» **WHAT YOU WILL DO**
Write out every entry, unchanged. Skip any picture.

» **Figure content listings**

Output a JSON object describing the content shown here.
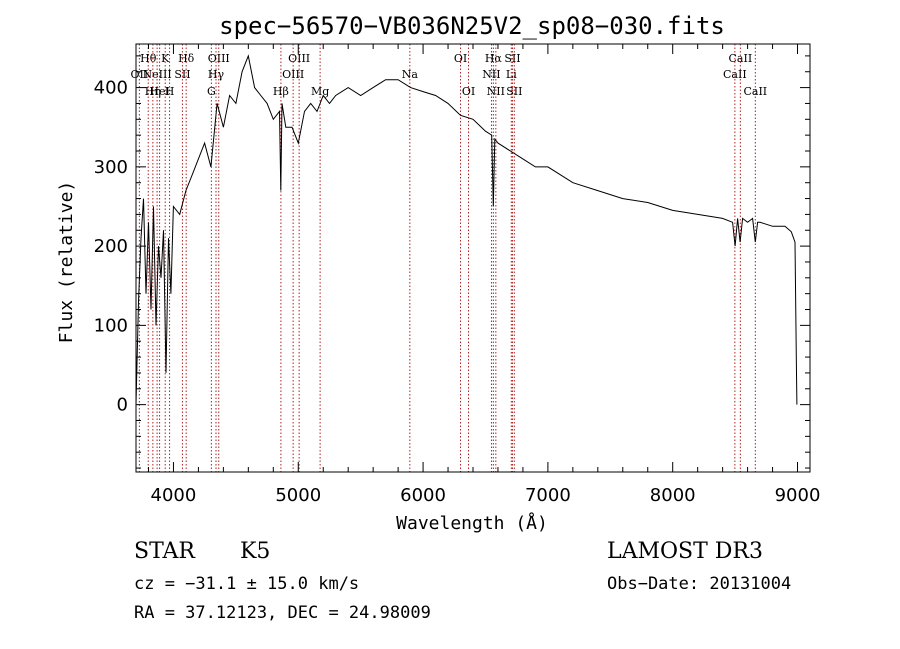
{
  "chart_data": {
    "type": "line",
    "title": "spec−56570−VB036N25V2_sp08−030.fits",
    "xlabel": "Wavelength (Å)",
    "ylabel": "Flux (relative)",
    "xlim": [
      3700,
      9100
    ],
    "ylim": [
      -85,
      455
    ],
    "x_ticks": [
      4000,
      5000,
      6000,
      7000,
      8000,
      9000
    ],
    "y_ticks": [
      0,
      100,
      200,
      300,
      400
    ],
    "grid": false,
    "line_color": "#000000",
    "marker_color": "#b22222",
    "series": [
      {
        "name": "flux",
        "x": [
          3700,
          3720,
          3740,
          3760,
          3780,
          3800,
          3820,
          3840,
          3860,
          3880,
          3900,
          3920,
          3940,
          3960,
          3980,
          4000,
          4050,
          4100,
          4150,
          4200,
          4250,
          4300,
          4350,
          4400,
          4450,
          4500,
          4550,
          4600,
          4650,
          4700,
          4750,
          4800,
          4850,
          4860,
          4870,
          4900,
          4950,
          5000,
          5050,
          5100,
          5150,
          5200,
          5250,
          5300,
          5400,
          5500,
          5600,
          5700,
          5800,
          5900,
          6000,
          6100,
          6200,
          6300,
          6400,
          6500,
          6550,
          6563,
          6575,
          6600,
          6700,
          6800,
          6900,
          7000,
          7200,
          7400,
          7600,
          7800,
          8000,
          8200,
          8400,
          8480,
          8500,
          8520,
          8540,
          8560,
          8600,
          8640,
          8662,
          8680,
          8700,
          8800,
          8900,
          8950,
          8980,
          8990,
          8995
        ],
        "y": [
          0,
          130,
          210,
          260,
          140,
          230,
          120,
          250,
          100,
          200,
          160,
          220,
          40,
          210,
          140,
          250,
          240,
          270,
          290,
          310,
          330,
          300,
          380,
          350,
          390,
          380,
          420,
          440,
          400,
          390,
          380,
          360,
          370,
          270,
          380,
          350,
          350,
          330,
          370,
          380,
          370,
          390,
          380,
          390,
          400,
          390,
          400,
          410,
          410,
          400,
          395,
          390,
          380,
          365,
          360,
          345,
          340,
          250,
          335,
          330,
          320,
          310,
          300,
          300,
          280,
          270,
          260,
          255,
          245,
          240,
          235,
          230,
          200,
          235,
          205,
          235,
          230,
          235,
          205,
          230,
          230,
          225,
          225,
          218,
          205,
          60,
          0
        ]
      }
    ],
    "lines": [
      {
        "wl": 3727,
        "label": "OII",
        "row": 2
      },
      {
        "wl": 3798,
        "label": "Hθ",
        "row": 1
      },
      {
        "wl": 3835,
        "label": "Hη",
        "row": 3
      },
      {
        "wl": 3869,
        "label": "NeIII",
        "row": 2
      },
      {
        "wl": 3889,
        "label": "HeI",
        "row": 3
      },
      {
        "wl": 3934,
        "label": "K",
        "row": 1
      },
      {
        "wl": 3969,
        "label": "H",
        "row": 3
      },
      {
        "wl": 4072,
        "label": "SII",
        "row": 2
      },
      {
        "wl": 4102,
        "label": "Hδ",
        "row": 1
      },
      {
        "wl": 4304,
        "label": "G",
        "row": 3
      },
      {
        "wl": 4341,
        "label": "Hγ",
        "row": 2
      },
      {
        "wl": 4363,
        "label": "OIII",
        "row": 1
      },
      {
        "wl": 4861,
        "label": "Hβ",
        "row": 3
      },
      {
        "wl": 4959,
        "label": "OIII",
        "row": 2
      },
      {
        "wl": 5007,
        "label": "OIII",
        "row": 1
      },
      {
        "wl": 5175,
        "label": "Mg",
        "row": 3
      },
      {
        "wl": 5894,
        "label": "Na",
        "row": 2
      },
      {
        "wl": 6300,
        "label": "OI",
        "row": 1
      },
      {
        "wl": 6364,
        "label": "OI",
        "row": 3
      },
      {
        "wl": 6548,
        "label": "NII",
        "row": 2
      },
      {
        "wl": 6563,
        "label": "Hα",
        "row": 1
      },
      {
        "wl": 6583,
        "label": "NII",
        "row": 3
      },
      {
        "wl": 6707,
        "label": "Li",
        "row": 2
      },
      {
        "wl": 6716,
        "label": "SII",
        "row": 1
      },
      {
        "wl": 6731,
        "label": "SII",
        "row": 3
      },
      {
        "wl": 8498,
        "label": "CaII",
        "row": 2
      },
      {
        "wl": 8542,
        "label": "CaII",
        "row": 1
      },
      {
        "wl": 8662,
        "label": "CaII",
        "row": 3
      }
    ]
  },
  "info": {
    "class_label": "STAR",
    "subclass": "K5",
    "survey": "LAMOST DR3",
    "cz": "cz = −31.1 ± 15.0 km/s",
    "obs_date": "Obs−Date: 20131004",
    "coords": "RA =  37.12123, DEC =  24.98009"
  }
}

» **TASK OUTPUT**
Output a JSON object describing the content shown here.
{
  "chart_data": {
    "type": "line",
    "title": "spec−56570−VB036N25V2_sp08−030.fits",
    "xlabel": "Wavelength (Å)",
    "ylabel": "Flux (relative)",
    "xlim": [
      3700,
      9100
    ],
    "ylim": [
      -85,
      455
    ],
    "x_ticks": [
      4000,
      5000,
      6000,
      7000,
      8000,
      9000
    ],
    "y_ticks": [
      0,
      100,
      200,
      300,
      400
    ],
    "grid": false,
    "line_color": "#000000",
    "marker_color": "#b22222",
    "series": [
      {
        "name": "flux",
        "x": [
          3700,
          3720,
          3740,
          3760,
          3780,
          3800,
          3820,
          3840,
          3860,
          3880,
          3900,
          3920,
          3940,
          3960,
          3980,
          4000,
          4050,
          4100,
          4150,
          4200,
          4250,
          4300,
          4350,
          4400,
          4450,
          4500,
          4550,
          4600,
          4650,
          4700,
          4750,
          4800,
          4850,
          4860,
          4870,
          4900,
          4950,
          5000,
          5050,
          5100,
          5150,
          5200,
          5250,
          5300,
          5400,
          5500,
          5600,
          5700,
          5800,
          5900,
          6000,
          6100,
          6200,
          6300,
          6400,
          6500,
          6550,
          6563,
          6575,
          6600,
          6700,
          6800,
          6900,
          7000,
          7200,
          7400,
          7600,
          7800,
          8000,
          8200,
          8400,
          8480,
          8500,
          8520,
          8540,
          8560,
          8600,
          8640,
          8662,
          8680,
          8700,
          8800,
          8900,
          8950,
          8980,
          8990,
          8995
        ],
        "y": [
          0,
          130,
          210,
          260,
          140,
          230,
          120,
          250,
          100,
          200,
          160,
          220,
          40,
          210,
          140,
          250,
          240,
          270,
          290,
          310,
          330,
          300,
          380,
          350,
          390,
          380,
          420,
          440,
          400,
          390,
          380,
          360,
          370,
          270,
          380,
          350,
          350,
          330,
          370,
          380,
          370,
          390,
          380,
          390,
          400,
          390,
          400,
          410,
          410,
          400,
          395,
          390,
          380,
          365,
          360,
          345,
          340,
          250,
          335,
          330,
          320,
          310,
          300,
          300,
          280,
          270,
          260,
          255,
          245,
          240,
          235,
          230,
          200,
          235,
          205,
          235,
          230,
          235,
          205,
          230,
          230,
          225,
          225,
          218,
          205,
          60,
          0
        ]
      }
    ],
    "lines": [
      {
        "wl": 3727,
        "label": "OII",
        "row": 2
      },
      {
        "wl": 3798,
        "label": "Hθ",
        "row": 1
      },
      {
        "wl": 3835,
        "label": "Hη",
        "row": 3
      },
      {
        "wl": 3869,
        "label": "NeIII",
        "row": 2
      },
      {
        "wl": 3889,
        "label": "HeI",
        "row": 3
      },
      {
        "wl": 3934,
        "label": "K",
        "row": 1
      },
      {
        "wl": 3969,
        "label": "H",
        "row": 3
      },
      {
        "wl": 4072,
        "label": "SII",
        "row": 2
      },
      {
        "wl": 4102,
        "label": "Hδ",
        "row": 1
      },
      {
        "wl": 4304,
        "label": "G",
        "row": 3
      },
      {
        "wl": 4341,
        "label": "Hγ",
        "row": 2
      },
      {
        "wl": 4363,
        "label": "OIII",
        "row": 1
      },
      {
        "wl": 4861,
        "label": "Hβ",
        "row": 3
      },
      {
        "wl": 4959,
        "label": "OIII",
        "row": 2
      },
      {
        "wl": 5007,
        "label": "OIII",
        "row": 1
      },
      {
        "wl": 5175,
        "label": "Mg",
        "row": 3
      },
      {
        "wl": 5894,
        "label": "Na",
        "row": 2
      },
      {
        "wl": 6300,
        "label": "OI",
        "row": 1
      },
      {
        "wl": 6364,
        "label": "OI",
        "row": 3
      },
      {
        "wl": 6548,
        "label": "NII",
        "row": 2
      },
      {
        "wl": 6563,
        "label": "Hα",
        "row": 1
      },
      {
        "wl": 6583,
        "label": "NII",
        "row": 3
      },
      {
        "wl": 6707,
        "label": "Li",
        "row": 2
      },
      {
        "wl": 6716,
        "label": "SII",
        "row": 1
      },
      {
        "wl": 6731,
        "label": "SII",
        "row": 3
      },
      {
        "wl": 8498,
        "label": "CaII",
        "row": 2
      },
      {
        "wl": 8542,
        "label": "CaII",
        "row": 1
      },
      {
        "wl": 8662,
        "label": "CaII",
        "row": 3
      }
    ]
  },
  "info": {
    "class_label": "STAR",
    "subclass": "K5",
    "survey": "LAMOST DR3",
    "cz": "cz = −31.1 ± 15.0 km/s",
    "obs_date": "Obs−Date: 20131004",
    "coords": "RA =  37.12123, DEC =  24.98009"
  }
}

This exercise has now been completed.